Return each line holding the string "have".

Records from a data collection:
##########
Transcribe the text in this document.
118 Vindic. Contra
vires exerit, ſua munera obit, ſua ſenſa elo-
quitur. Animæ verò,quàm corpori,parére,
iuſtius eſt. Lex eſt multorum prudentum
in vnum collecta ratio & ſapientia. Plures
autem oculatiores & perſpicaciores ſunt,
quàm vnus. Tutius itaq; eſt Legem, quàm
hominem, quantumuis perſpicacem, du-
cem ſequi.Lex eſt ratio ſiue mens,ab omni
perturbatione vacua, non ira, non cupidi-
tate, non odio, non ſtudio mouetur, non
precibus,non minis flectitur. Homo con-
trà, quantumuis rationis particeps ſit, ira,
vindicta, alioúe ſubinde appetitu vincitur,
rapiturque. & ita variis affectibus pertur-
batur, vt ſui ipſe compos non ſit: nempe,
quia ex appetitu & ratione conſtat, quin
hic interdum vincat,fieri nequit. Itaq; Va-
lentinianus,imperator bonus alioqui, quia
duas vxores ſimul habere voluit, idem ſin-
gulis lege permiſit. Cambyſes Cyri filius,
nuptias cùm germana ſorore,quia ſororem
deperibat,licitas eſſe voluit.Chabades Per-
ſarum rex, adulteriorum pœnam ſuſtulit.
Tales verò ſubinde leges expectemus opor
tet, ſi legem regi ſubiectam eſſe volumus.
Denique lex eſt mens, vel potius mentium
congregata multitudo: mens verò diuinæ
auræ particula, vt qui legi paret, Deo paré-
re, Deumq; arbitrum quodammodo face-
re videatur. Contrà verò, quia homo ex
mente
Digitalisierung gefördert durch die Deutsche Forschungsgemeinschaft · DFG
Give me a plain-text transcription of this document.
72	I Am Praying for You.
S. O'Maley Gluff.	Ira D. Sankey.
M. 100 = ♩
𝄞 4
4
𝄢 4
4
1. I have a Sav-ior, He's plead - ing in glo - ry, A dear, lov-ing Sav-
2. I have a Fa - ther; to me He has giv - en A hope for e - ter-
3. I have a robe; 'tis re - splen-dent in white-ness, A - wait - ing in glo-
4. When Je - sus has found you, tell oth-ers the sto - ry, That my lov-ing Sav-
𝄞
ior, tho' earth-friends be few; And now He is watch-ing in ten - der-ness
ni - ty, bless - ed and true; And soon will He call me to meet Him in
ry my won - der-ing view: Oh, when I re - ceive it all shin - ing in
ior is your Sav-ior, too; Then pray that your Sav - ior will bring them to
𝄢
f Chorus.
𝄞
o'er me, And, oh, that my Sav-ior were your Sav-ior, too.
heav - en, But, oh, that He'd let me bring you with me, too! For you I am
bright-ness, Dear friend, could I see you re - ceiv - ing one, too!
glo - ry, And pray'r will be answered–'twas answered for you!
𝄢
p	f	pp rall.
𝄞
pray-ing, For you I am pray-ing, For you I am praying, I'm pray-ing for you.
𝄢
##########
TASK RESULT —
1. I have a Sav-ior, He's plead - ing in glo - ry, A dear, lov-ing Sav-
2. I have a Fa - ther; to me He has giv - en A hope for e - ter-
3. I have a robe; 'tis re - splen-dent in white-ness, A - wait - ing in glo-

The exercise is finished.